• PROBLEM TO SOLVE:
Your task is to repeat all of the material exactly.

##############################

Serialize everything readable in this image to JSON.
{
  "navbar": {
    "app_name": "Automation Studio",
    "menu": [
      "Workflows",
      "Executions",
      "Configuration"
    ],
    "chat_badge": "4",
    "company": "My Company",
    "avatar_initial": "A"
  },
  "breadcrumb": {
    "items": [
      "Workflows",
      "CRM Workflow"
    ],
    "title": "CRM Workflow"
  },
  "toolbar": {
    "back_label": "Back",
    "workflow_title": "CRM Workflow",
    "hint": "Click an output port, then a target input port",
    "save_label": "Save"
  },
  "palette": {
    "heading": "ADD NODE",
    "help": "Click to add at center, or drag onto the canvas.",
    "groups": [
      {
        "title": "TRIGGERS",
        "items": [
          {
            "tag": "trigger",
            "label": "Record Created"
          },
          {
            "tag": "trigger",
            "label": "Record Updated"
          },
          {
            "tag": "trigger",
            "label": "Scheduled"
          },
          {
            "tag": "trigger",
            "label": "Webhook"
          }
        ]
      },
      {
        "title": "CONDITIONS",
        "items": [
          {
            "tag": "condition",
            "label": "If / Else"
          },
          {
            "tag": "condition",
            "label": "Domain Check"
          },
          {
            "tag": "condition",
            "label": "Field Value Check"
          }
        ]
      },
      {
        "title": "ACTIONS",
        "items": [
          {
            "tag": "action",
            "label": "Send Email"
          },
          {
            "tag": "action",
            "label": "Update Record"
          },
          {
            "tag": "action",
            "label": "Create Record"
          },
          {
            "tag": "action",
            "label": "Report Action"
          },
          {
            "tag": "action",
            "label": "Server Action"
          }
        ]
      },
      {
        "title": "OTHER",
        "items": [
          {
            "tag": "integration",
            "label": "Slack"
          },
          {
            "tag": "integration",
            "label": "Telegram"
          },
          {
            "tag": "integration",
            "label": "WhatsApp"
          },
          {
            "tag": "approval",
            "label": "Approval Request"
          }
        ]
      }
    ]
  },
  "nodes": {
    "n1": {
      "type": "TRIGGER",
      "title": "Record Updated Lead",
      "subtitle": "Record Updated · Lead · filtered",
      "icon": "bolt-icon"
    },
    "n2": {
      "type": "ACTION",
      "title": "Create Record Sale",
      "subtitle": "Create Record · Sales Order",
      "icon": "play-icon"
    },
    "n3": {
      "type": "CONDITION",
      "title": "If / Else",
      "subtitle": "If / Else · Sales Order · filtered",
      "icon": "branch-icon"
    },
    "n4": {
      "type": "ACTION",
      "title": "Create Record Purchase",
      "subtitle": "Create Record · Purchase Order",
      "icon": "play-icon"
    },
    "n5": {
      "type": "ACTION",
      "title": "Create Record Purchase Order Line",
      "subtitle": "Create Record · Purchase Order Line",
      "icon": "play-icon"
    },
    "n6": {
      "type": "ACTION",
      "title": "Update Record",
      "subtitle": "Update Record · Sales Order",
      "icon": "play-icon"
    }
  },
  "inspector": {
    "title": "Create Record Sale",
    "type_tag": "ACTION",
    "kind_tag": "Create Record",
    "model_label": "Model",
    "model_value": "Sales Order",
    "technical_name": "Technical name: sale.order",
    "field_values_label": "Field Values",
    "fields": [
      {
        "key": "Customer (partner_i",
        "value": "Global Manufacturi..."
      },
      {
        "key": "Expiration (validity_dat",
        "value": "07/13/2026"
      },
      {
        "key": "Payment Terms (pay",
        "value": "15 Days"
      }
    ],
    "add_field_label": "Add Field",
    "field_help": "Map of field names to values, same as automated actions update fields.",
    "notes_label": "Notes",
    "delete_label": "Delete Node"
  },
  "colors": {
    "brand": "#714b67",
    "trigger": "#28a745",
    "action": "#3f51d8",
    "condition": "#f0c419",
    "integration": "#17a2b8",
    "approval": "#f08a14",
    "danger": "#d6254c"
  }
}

##############################

• RESPONSE BELOW:
Serialize everything readable in this image to JSON.
{
  "navbar": {
    "app_name": "Automation Studio",
    "menu": [
      "Workflows",
      "Executions",
      "Configuration"
    ],
    "chat_badge": "4",
    "company": "My Company",
    "avatar_initial": "A"
  },
  "breadcrumb": {
    "items": [
      "Workflows",
      "CRM Workflow"
    ],
    "title": "CRM Workflow"
  },
  "toolbar": {
    "back_label": "Back",
    "workflow_title": "CRM Workflow",
    "hint": "Click an output port, then a target input port",
    "save_label": "Save"
  },
  "palette": {
    "heading": "ADD NODE",
    "help": "Click to add at center, or drag onto the canvas.",
    "groups": [
      {
        "title": "TRIGGERS",
        "items": [
          {
            "tag": "trigger",
            "label": "Record Created"
          },
          {
            "tag": "trigger",
            "label": "Record Updated"
          },
          {
            "tag": "trigger",
            "label": "Scheduled"
          },
          {
            "tag": "trigger",
            "label": "Webhook"
          }
        ]
      },
      {
        "title": "CONDITIONS",
        "items": [
          {
            "tag": "condition",
            "label": "If / Else"
          },
          {
            "tag": "condition",
            "label": "Domain Check"
          },
          {
            "tag": "condition",
            "label": "Field Value Check"
          }
        ]
      },
      {
        "title": "ACTIONS",
        "items": [
          {
            "tag": "action",
            "label": "Send Email"
          },
          {
            "tag": "action",
            "label": "Update Record"
          },
          {
            "tag": "action",
            "label": "Create Record"
          },
          {
            "tag": "action",
            "label": "Report Action"
          },
          {
            "tag": "action",
            "label": "Server Action"
          }
        ]
      },
      {
        "title": "OTHER",
        "items": [
          {
            "tag": "integration",
            "label": "Slack"
          },
          {
            "tag": "integration",
            "label": "Telegram"
          },
          {
            "tag": "integration",
            "label": "WhatsApp"
          },
          {
            "tag": "approval",
            "label": "Approval Request"
          }
        ]
      }
    ]
  },
  "nodes": {
    "n1": {
      "type": "TRIGGER",
      "title": "Record Updated Lead",
      "subtitle": "Record Updated · Lead · filtered",
      "icon": "bolt-icon"
    },
    "n2": {
      "type": "ACTION",
      "title": "Create Record Sale",
      "subtitle": "Create Record · Sales Order",
      "icon": "play-icon"
    },
    "n3": {
      "type": "CONDITION",
      "title": "If / Else",
      "subtitle": "If / Else · Sales Order · filtered",
      "icon": "branch-icon"
    },
    "n4": {
      "type": "ACTION",
      "title": "Create Record Purchase",
      "subtitle": "Create Record · Purchase Order",
      "icon": "play-icon"
    },
    "n5": {
      "type": "ACTION",
      "title": "Create Record Purchase Order Line",
      "subtitle": "Create Record · Purchase Order Line",
      "icon": "play-icon"
    },
    "n6": {
      "type": "ACTION",
      "title": "Update Record",
      "subtitle": "Update Record · Sales Order",
      "icon": "play-icon"
    }
  },
  "inspector": {
    "title": "Create Record Sale",
    "type_tag": "ACTION",
    "kind_tag": "Create Record",
    "model_label": "Model",
    "model_value": "Sales Order",
    "technical_name": "Technical name: sale.order",
    "field_values_label": "Field Values",
    "fields": [
      {
        "key": "Customer (partner_i",
        "value": "Global Manufacturi..."
      },
      {
        "key": "Expiration (validity_dat",
        "value": "07/13/2026"
      },
      {
        "key": "Payment Terms (pay",
        "value": "15 Days"
      }
    ],
    "add_field_label": "Add Field",
    "field_help": "Map of field names to values, same as automated actions update fields.",
    "notes_label": "Notes",
    "delete_label": "Delete Node"
  },
  "colors": {
    "brand": "#714b67",
    "trigger": "#28a745",
    "action": "#3f51d8",
    "condition": "#f0c419",
    "integration": "#17a2b8",
    "approval": "#f08a14",
    "danger": "#d6254c"
  }
}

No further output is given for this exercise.